**REQUIREMENT:**
List each line of the data that holds the string "Oracle", please.

**EXCERPTED RECORDS:**

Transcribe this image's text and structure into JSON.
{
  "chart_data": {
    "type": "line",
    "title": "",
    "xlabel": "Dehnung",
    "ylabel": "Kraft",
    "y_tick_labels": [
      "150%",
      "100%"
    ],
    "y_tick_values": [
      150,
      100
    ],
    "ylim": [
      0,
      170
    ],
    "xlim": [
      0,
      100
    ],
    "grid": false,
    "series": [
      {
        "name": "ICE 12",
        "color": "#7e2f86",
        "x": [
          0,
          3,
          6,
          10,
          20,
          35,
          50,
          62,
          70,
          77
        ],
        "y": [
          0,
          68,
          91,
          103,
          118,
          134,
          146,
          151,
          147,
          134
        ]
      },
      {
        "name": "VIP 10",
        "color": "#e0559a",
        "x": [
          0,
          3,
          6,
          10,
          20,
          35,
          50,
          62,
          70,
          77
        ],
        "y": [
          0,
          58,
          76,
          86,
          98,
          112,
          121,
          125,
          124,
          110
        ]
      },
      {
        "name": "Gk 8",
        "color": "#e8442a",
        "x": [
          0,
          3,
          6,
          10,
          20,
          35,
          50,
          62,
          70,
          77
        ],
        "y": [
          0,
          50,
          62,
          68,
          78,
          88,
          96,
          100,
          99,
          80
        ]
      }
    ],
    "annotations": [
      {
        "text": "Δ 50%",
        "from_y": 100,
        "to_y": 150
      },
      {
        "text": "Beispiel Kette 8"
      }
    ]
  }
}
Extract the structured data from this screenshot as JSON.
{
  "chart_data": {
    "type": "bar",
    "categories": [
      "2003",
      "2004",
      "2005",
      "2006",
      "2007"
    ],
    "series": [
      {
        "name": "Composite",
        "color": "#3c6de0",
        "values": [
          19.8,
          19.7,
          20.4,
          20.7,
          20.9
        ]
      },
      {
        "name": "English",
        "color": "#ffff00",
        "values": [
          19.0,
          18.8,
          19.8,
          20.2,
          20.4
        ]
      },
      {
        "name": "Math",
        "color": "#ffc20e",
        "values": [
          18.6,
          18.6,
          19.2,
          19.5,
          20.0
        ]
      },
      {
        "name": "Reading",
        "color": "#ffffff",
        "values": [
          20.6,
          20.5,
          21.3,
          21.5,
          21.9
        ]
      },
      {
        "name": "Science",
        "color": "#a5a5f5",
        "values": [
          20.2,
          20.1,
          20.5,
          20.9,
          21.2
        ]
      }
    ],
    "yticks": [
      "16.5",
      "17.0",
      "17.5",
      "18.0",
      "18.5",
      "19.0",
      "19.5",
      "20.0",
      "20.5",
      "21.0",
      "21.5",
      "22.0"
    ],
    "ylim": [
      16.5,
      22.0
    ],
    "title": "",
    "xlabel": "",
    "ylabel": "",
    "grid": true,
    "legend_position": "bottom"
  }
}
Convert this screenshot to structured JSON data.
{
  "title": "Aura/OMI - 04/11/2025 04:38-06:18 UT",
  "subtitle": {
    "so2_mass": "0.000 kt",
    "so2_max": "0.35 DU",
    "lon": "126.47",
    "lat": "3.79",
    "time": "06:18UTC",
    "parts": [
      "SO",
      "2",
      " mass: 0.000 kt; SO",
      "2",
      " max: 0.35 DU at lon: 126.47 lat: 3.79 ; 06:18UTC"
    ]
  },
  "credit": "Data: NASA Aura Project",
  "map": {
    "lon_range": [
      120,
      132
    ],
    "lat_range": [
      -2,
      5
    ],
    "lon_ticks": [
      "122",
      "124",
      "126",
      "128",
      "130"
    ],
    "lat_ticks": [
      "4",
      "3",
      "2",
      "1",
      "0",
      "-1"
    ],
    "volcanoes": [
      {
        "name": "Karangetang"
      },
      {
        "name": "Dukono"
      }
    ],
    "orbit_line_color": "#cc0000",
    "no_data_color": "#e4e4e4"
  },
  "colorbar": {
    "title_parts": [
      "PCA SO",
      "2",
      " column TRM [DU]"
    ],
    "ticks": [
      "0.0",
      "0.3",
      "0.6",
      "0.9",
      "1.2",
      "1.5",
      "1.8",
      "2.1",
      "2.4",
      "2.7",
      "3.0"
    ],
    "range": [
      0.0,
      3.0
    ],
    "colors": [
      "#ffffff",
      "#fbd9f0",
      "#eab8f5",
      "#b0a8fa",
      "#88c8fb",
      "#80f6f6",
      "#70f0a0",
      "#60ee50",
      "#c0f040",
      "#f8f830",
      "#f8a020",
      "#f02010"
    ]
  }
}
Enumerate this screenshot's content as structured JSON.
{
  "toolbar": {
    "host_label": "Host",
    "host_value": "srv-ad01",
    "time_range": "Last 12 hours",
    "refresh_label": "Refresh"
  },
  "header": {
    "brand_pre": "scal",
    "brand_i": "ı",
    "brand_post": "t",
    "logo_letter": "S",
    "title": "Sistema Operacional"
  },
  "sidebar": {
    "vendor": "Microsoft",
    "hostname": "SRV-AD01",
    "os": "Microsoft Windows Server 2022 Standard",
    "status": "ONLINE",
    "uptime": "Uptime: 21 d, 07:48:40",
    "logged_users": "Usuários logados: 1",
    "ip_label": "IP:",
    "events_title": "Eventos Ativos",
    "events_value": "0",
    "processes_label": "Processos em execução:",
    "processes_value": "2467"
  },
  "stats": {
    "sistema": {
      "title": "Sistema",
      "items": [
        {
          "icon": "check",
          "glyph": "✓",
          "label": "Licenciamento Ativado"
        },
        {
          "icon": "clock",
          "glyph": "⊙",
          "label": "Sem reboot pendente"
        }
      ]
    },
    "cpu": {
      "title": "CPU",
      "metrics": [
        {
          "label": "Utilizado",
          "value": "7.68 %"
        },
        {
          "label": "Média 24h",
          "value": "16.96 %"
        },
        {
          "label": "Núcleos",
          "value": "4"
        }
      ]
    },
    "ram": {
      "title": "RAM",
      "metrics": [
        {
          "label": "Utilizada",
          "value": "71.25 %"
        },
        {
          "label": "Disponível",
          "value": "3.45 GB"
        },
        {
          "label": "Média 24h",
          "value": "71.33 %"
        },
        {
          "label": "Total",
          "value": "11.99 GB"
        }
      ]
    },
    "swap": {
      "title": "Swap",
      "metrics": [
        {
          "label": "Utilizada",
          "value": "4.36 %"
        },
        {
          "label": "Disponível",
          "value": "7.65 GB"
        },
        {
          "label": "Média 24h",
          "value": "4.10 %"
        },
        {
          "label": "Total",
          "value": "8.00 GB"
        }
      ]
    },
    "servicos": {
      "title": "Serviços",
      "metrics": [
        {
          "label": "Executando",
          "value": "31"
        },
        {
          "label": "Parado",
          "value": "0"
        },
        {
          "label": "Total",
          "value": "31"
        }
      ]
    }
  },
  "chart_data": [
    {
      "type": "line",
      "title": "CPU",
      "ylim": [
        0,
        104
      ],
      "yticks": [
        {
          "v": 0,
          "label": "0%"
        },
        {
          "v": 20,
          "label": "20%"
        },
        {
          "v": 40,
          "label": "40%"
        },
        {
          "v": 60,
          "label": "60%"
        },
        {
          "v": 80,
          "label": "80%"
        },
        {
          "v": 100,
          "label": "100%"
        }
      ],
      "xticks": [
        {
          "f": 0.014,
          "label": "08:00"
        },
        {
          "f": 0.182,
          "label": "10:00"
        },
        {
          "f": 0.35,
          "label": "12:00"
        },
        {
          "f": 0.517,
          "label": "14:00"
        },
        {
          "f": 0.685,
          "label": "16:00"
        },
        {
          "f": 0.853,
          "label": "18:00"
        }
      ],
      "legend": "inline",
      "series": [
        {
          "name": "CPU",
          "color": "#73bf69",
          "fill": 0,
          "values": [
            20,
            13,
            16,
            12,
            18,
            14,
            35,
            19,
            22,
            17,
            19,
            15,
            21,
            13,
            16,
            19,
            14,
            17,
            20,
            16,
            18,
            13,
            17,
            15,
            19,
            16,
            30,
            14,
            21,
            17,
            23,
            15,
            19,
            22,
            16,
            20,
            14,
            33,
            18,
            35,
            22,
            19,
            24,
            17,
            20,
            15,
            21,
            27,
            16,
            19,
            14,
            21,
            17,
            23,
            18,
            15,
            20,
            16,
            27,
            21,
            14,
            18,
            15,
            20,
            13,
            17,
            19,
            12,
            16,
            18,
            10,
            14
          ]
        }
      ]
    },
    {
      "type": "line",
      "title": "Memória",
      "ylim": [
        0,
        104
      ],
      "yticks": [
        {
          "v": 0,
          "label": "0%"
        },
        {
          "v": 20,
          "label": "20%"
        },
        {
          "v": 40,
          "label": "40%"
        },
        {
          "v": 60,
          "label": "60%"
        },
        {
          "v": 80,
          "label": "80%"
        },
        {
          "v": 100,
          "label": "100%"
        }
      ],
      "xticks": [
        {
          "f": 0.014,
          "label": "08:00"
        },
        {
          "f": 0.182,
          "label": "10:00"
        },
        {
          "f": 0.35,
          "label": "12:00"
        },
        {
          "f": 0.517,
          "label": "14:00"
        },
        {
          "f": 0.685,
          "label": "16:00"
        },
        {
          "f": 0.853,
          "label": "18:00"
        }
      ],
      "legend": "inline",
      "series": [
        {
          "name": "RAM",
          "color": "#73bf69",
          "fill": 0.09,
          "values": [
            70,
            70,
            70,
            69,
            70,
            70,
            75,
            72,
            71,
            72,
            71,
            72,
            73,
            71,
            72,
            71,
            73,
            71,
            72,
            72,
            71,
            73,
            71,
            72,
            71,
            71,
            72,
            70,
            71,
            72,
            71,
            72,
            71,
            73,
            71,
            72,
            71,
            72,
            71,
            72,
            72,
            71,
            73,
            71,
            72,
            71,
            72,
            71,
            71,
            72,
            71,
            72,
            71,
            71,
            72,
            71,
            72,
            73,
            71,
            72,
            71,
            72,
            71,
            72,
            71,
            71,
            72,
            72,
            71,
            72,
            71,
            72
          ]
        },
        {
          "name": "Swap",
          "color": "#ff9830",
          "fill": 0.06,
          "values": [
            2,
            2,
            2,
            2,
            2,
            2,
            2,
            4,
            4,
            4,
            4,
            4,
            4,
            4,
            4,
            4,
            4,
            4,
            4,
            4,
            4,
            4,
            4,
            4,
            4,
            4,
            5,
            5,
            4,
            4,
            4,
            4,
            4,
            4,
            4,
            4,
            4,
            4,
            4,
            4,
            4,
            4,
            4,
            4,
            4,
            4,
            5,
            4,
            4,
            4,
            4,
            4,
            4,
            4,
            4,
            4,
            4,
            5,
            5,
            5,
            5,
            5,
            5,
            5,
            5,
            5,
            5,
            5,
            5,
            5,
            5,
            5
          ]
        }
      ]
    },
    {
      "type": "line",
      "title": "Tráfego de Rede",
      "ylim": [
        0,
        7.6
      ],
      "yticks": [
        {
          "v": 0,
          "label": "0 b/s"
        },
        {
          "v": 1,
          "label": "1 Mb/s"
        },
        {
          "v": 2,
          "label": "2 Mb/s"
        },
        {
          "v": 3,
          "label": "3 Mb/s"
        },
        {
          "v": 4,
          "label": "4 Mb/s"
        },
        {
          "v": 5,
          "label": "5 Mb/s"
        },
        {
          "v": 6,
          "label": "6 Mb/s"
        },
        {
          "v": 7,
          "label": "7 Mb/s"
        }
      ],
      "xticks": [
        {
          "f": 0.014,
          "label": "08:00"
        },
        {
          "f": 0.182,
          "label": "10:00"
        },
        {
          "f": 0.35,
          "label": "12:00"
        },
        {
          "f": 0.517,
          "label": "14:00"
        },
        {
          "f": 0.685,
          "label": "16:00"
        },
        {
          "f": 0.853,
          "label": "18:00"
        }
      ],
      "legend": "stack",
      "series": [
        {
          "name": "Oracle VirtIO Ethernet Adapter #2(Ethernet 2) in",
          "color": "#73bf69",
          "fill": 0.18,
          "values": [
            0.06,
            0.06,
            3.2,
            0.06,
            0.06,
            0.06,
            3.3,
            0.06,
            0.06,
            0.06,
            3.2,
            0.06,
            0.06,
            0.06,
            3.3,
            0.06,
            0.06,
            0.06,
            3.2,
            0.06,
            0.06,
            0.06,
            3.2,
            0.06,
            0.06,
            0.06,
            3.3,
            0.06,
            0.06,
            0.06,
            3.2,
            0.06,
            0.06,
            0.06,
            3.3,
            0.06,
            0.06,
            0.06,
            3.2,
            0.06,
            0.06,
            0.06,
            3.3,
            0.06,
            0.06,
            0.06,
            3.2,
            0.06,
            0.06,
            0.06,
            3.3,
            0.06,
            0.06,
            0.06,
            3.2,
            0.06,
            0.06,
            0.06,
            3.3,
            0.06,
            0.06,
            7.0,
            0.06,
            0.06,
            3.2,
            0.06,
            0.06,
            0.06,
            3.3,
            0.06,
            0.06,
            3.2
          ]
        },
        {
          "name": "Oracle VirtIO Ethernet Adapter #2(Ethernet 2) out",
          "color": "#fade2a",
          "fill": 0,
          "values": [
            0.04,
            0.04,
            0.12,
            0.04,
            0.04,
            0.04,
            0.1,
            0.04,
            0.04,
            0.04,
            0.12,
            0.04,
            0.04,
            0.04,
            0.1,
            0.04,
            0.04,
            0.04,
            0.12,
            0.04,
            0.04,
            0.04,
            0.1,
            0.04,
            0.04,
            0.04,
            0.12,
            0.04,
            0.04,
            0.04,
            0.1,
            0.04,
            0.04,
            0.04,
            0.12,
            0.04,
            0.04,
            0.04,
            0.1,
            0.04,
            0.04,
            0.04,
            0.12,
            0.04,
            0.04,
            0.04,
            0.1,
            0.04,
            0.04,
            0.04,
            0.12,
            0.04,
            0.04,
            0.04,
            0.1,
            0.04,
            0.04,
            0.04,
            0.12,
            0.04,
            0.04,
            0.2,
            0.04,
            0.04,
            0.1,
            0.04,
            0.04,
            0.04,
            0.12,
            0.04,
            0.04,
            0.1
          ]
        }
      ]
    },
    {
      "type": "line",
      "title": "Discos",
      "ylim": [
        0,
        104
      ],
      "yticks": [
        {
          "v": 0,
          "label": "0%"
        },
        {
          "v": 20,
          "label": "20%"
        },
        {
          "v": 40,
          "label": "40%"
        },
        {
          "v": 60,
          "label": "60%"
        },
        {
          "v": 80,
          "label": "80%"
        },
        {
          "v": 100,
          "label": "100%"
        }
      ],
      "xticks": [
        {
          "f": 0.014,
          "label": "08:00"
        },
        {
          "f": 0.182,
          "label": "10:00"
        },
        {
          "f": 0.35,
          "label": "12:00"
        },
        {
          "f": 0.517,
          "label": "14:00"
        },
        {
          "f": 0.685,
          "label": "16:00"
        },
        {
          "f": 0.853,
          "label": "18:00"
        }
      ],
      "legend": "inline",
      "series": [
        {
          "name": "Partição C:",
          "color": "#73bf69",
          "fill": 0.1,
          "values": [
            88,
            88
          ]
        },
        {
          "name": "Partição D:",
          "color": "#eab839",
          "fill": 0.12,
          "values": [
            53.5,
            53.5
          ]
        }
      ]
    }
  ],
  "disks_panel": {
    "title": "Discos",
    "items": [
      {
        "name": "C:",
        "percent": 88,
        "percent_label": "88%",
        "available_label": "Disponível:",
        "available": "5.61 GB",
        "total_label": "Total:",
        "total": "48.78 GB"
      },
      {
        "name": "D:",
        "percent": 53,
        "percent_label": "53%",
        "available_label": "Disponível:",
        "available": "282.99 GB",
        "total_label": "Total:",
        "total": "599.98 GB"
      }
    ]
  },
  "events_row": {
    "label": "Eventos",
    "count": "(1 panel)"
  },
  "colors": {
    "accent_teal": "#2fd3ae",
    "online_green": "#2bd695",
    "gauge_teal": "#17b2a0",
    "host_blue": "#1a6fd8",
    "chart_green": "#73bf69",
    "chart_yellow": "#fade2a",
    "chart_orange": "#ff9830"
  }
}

**FULL SOLUTION:**
          "name": "Oracle VirtIO Ethernet Adapter #2(Ethernet 2) in",
          "name": "Oracle VirtIO Ethernet Adapter #2(Ethernet 2) out",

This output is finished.